Auflistung —
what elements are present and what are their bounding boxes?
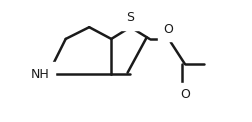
Text: NH: NH: [30, 68, 49, 81]
Text: O: O: [180, 88, 190, 101]
Text: O: O: [164, 23, 174, 36]
Text: S: S: [127, 11, 134, 24]
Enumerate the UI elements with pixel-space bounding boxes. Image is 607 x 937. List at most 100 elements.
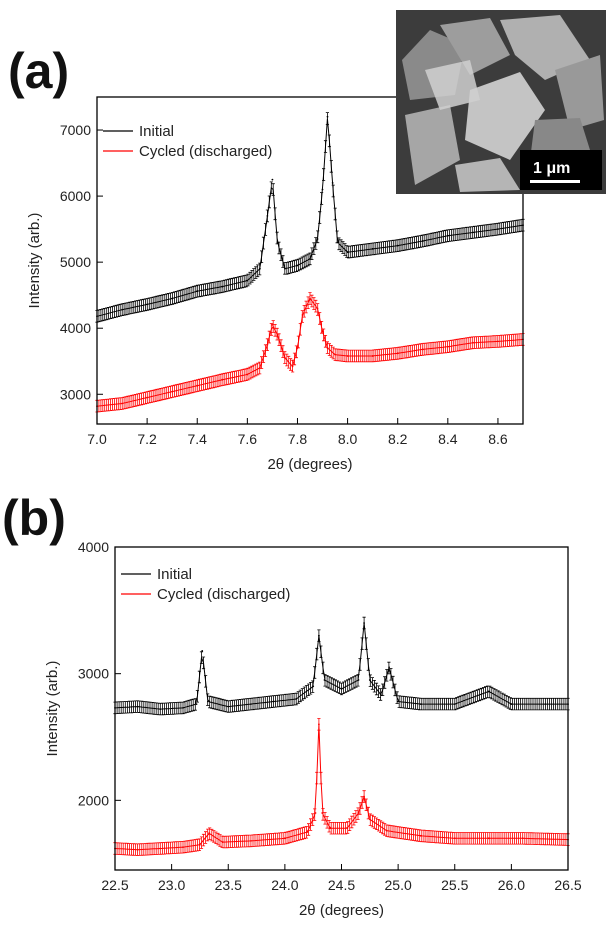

Aufgabe — Gib die gesamte Auflistung oben Zeile für Zeile wieder, lass die Bilder aber weg. Multipliziere dabei jede Koordinate der Begrenzungsrahmen in den Antworten mit 2,5 und runde auf ganze Zahlen, wobei halbe Werte aufgerundet werden.

Richtige Antwort —
what elements are present and what are their bounding boxes?
Text: NH: NH: [75, 170, 123, 203]
Text: O: O: [450, 220, 475, 253]
Text: O: O: [410, 58, 435, 90]
Text: S: S: [318, 28, 335, 60]
Enumerate the UI elements with pixel-space bounding boxes. Image is 607 x 937. List at most 100 elements.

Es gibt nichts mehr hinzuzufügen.